» DATA FOR THE TASK:

--- Start ---

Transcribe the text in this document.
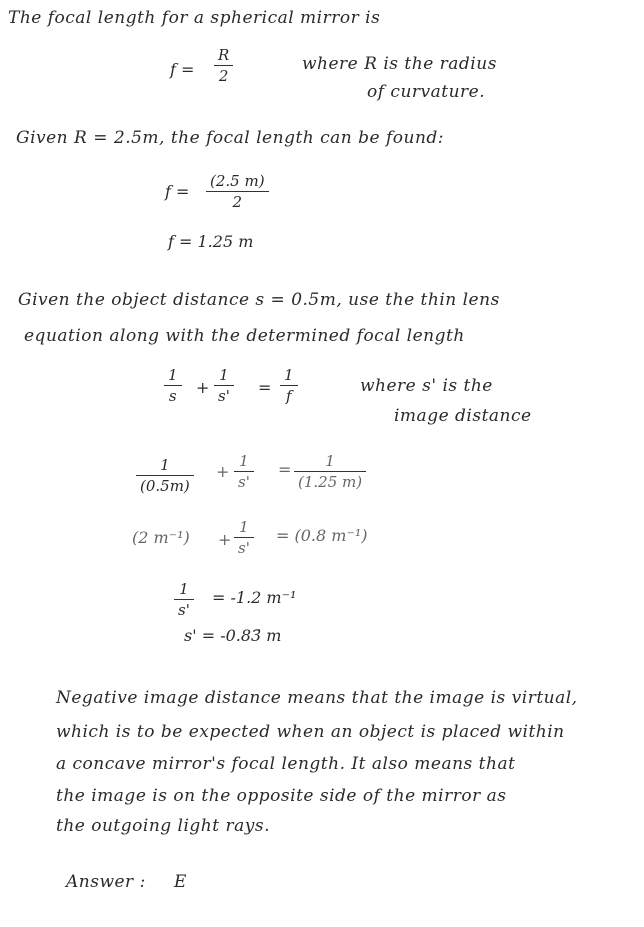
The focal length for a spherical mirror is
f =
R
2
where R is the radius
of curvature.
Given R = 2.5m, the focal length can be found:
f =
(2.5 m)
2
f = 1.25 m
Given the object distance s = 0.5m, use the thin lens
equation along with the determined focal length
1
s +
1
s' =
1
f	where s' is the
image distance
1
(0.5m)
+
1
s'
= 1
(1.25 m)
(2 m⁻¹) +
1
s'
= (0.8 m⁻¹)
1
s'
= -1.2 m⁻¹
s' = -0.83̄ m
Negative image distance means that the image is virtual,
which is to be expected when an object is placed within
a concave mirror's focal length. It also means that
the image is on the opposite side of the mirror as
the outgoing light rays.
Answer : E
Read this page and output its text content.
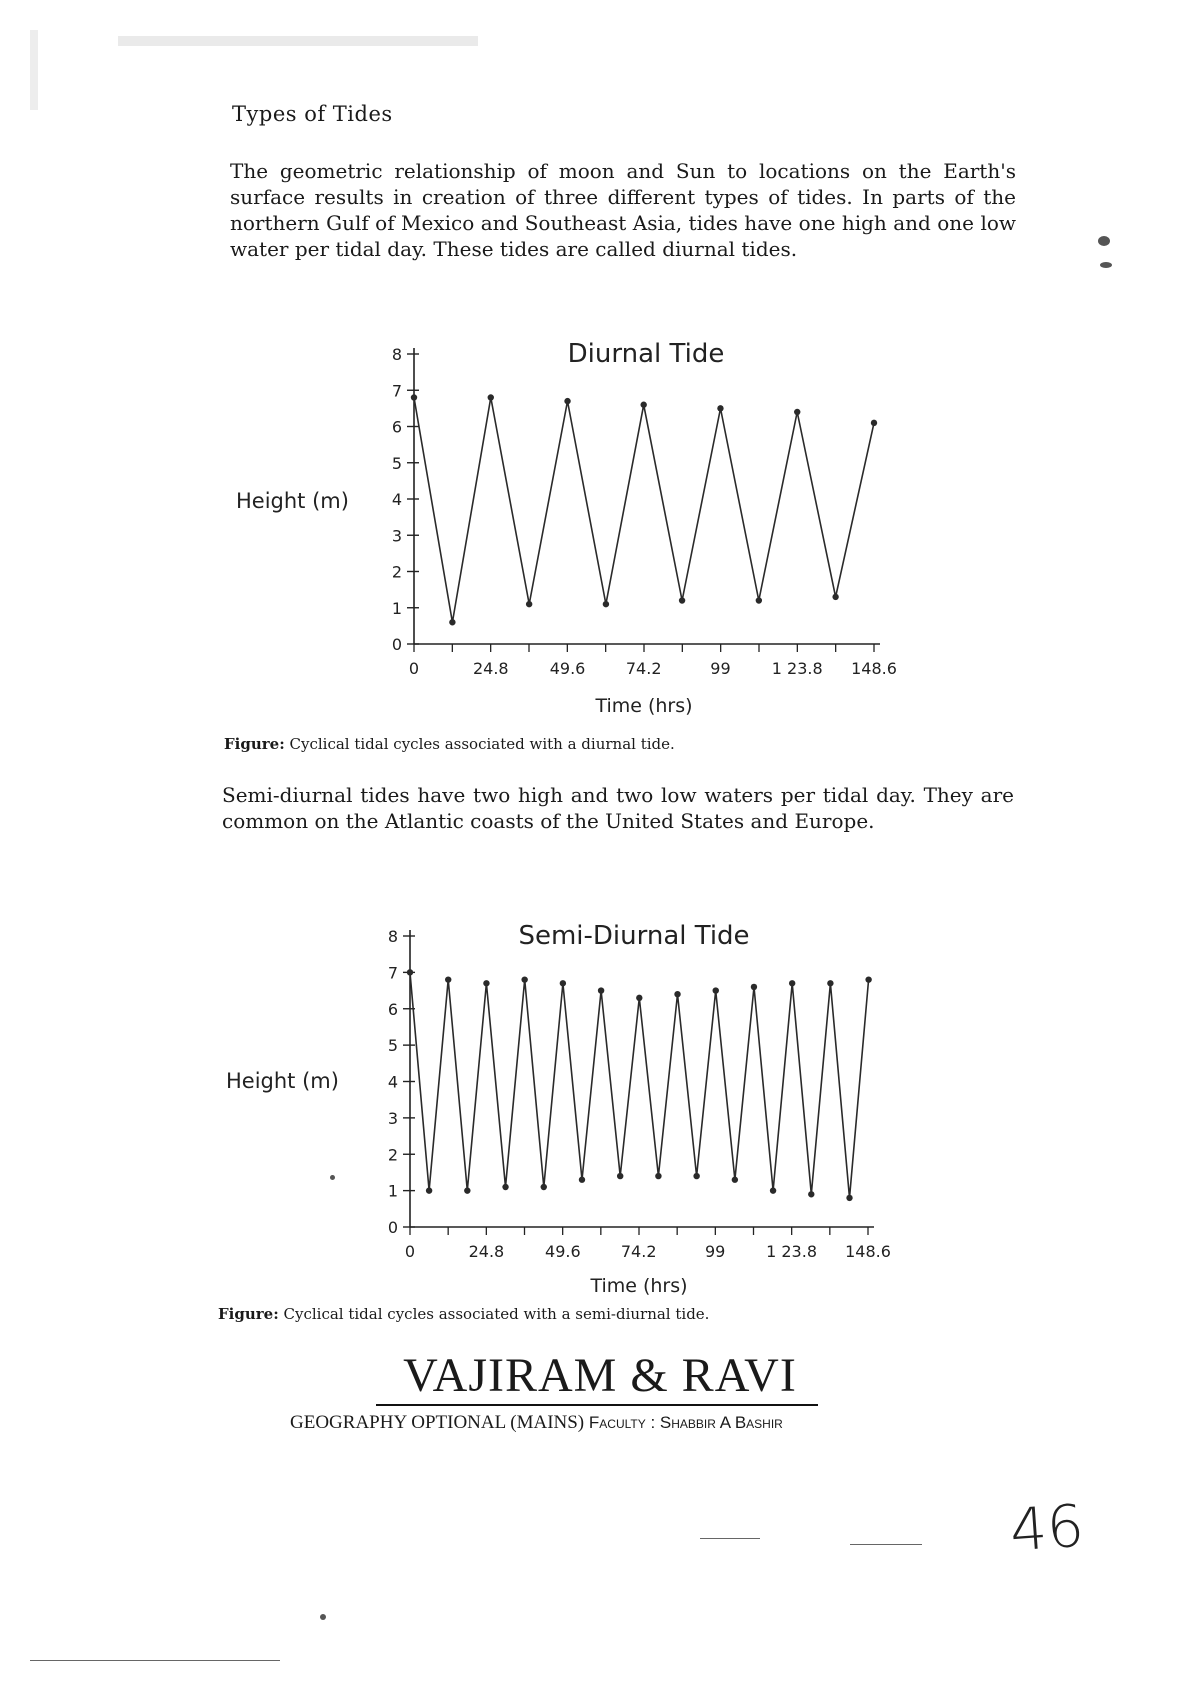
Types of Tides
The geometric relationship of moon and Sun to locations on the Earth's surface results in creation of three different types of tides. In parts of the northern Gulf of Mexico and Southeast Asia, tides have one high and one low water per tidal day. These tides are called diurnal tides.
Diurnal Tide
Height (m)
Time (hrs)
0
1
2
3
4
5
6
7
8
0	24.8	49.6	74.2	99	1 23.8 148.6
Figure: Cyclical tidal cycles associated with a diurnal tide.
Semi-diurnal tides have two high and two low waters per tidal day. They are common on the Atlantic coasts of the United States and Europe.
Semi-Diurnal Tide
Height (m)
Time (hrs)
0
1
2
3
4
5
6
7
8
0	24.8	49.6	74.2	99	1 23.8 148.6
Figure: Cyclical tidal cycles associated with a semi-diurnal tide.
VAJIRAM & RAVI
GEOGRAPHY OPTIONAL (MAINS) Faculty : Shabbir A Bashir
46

--- End ---

» TASK DESCRIPTION:
Quote the data above in full, leaving out the pictures it holds.

» TASK RESPONSE:
Transcribe the text in this document.
The focal length for a spherical mirror is
f =
R
2
where R is the radius
of curvature.
Given R = 2.5m, the focal length can be found:
f =
(2.5 m)
2
f = 1.25 m
Given the object distance s = 0.5m, use the thin lens
equation along with the determined focal length
1
s +
1
s' =
1
f	where s' is the
image distance
1
(0.5m)
+
1
s'
= 1
(1.25 m)
(2 m⁻¹) +
1
s'
= (0.8 m⁻¹)
1
s'
= -1.2 m⁻¹
s' = -0.83̄ m
Negative image distance means that the image is virtual,
which is to be expected when an object is placed within
a concave mirror's focal length. It also means that
the image is on the opposite side of the mirror as
the outgoing light rays.
Answer : E
Read this page and output its text content.
Types of Tides
The geometric relationship of moon and Sun to locations on the Earth's surface results in creation of three different types of tides. In parts of the northern Gulf of Mexico and Southeast Asia, tides have one high and one low water per tidal day. These tides are called diurnal tides.
Diurnal Tide
Height (m)
Time (hrs)
0
1
2
3
4
5
6
7
8
0	24.8	49.6	74.2	99	1 23.8 148.6
Figure: Cyclical tidal cycles associated with a diurnal tide.
Semi-diurnal tides have two high and two low waters per tidal day. They are common on the Atlantic coasts of the United States and Europe.
Semi-Diurnal Tide
Height (m)
Time (hrs)
0
1
2
3
4
5
6
7
8
0	24.8	49.6	74.2	99	1 23.8 148.6
Figure: Cyclical tidal cycles associated with a semi-diurnal tide.
VAJIRAM & RAVI
GEOGRAPHY OPTIONAL (MAINS) Faculty : Shabbir A Bashir
46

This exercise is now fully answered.